[Requirements]
What follows is a set of entries. Give them again exactly, without the pictures.

[Recorded information]
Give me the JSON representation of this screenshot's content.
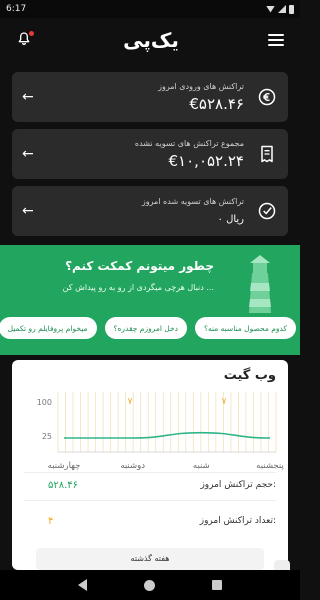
{
  "status": {
    "time": "6:17"
  },
  "appbar": {
    "logo": "یک‌پی"
  },
  "cards": [
    {
      "label": "تراکنش های ورودی امروز",
      "value": "€۵۲۸.۴۶",
      "icon": "euro-arrows-icon"
    },
    {
      "label": "مجموع تراکنش های تسویه نشده",
      "value": "€۱۰,۰۵۲.۲۴",
      "icon": "receipt-icon"
    },
    {
      "label": "تراکنش های تسویه شده امروز",
      "value": "۰ ریال",
      "icon": "check-circle-icon"
    }
  ],
  "help": {
    "title": "چطور میتونم کمکت کنم؟",
    "subtitle": "دنبال هرچی میگردی از رو به رو پیداش کن ...",
    "pills": [
      "کدوم محصول مناسبه منه؟",
      "دخل امروزم چقدره؟",
      "میخوام پروفایلم رو تکمیل"
    ]
  },
  "webgate": {
    "title": "وب گیت",
    "stat1_label": "حجم تراکنش امروز:",
    "stat1_value": "۵۲۸.۴۶",
    "stat2_label": "تعداد تراکنش امروز:",
    "stat2_value": "۴",
    "week_button": "هفته گذشته"
  },
  "chart_data": {
    "type": "line",
    "categories": [
      "چهارشنبه",
      "دوشنبه",
      "شنبه",
      "پنجشنبه"
    ],
    "y_ticks": [
      "100",
      "25"
    ],
    "series": [
      {
        "values": [
          0,
          0,
          2,
          0
        ]
      }
    ],
    "bar_marks": [
      "٧",
      "٧"
    ],
    "colors": {
      "line": "#2fb58a",
      "accent": "#f5a623"
    }
  }
}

[Exercise output]
Give me the JSON representation of this screenshot's content.
{
  "status": {
    "time": "6:17"
  },
  "appbar": {
    "logo": "یک‌پی"
  },
  "cards": [
    {
      "label": "تراکنش های ورودی امروز",
      "value": "€۵۲۸.۴۶",
      "icon": "euro-arrows-icon"
    },
    {
      "label": "مجموع تراکنش های تسویه نشده",
      "value": "€۱۰,۰۵۲.۲۴",
      "icon": "receipt-icon"
    },
    {
      "label": "تراکنش های تسویه شده امروز",
      "value": "۰ ریال",
      "icon": "check-circle-icon"
    }
  ],
  "help": {
    "title": "چطور میتونم کمکت کنم؟",
    "subtitle": "دنبال هرچی میگردی از رو به رو پیداش کن ...",
    "pills": [
      "کدوم محصول مناسبه منه؟",
      "دخل امروزم چقدره؟",
      "میخوام پروفایلم رو تکمیل"
    ]
  },
  "webgate": {
    "title": "وب گیت",
    "stat1_label": "حجم تراکنش امروز:",
    "stat1_value": "۵۲۸.۴۶",
    "stat2_label": "تعداد تراکنش امروز:",
    "stat2_value": "۴",
    "week_button": "هفته گذشته"
  },
  "chart_data": {
    "type": "line",
    "categories": [
      "چهارشنبه",
      "دوشنبه",
      "شنبه",
      "پنجشنبه"
    ],
    "y_ticks": [
      "100",
      "25"
    ],
    "series": [
      {
        "values": [
          0,
          0,
          2,
          0
        ]
      }
    ],
    "bar_marks": [
      "٧",
      "٧"
    ],
    "colors": {
      "line": "#2fb58a",
      "accent": "#f5a623"
    }
  }
}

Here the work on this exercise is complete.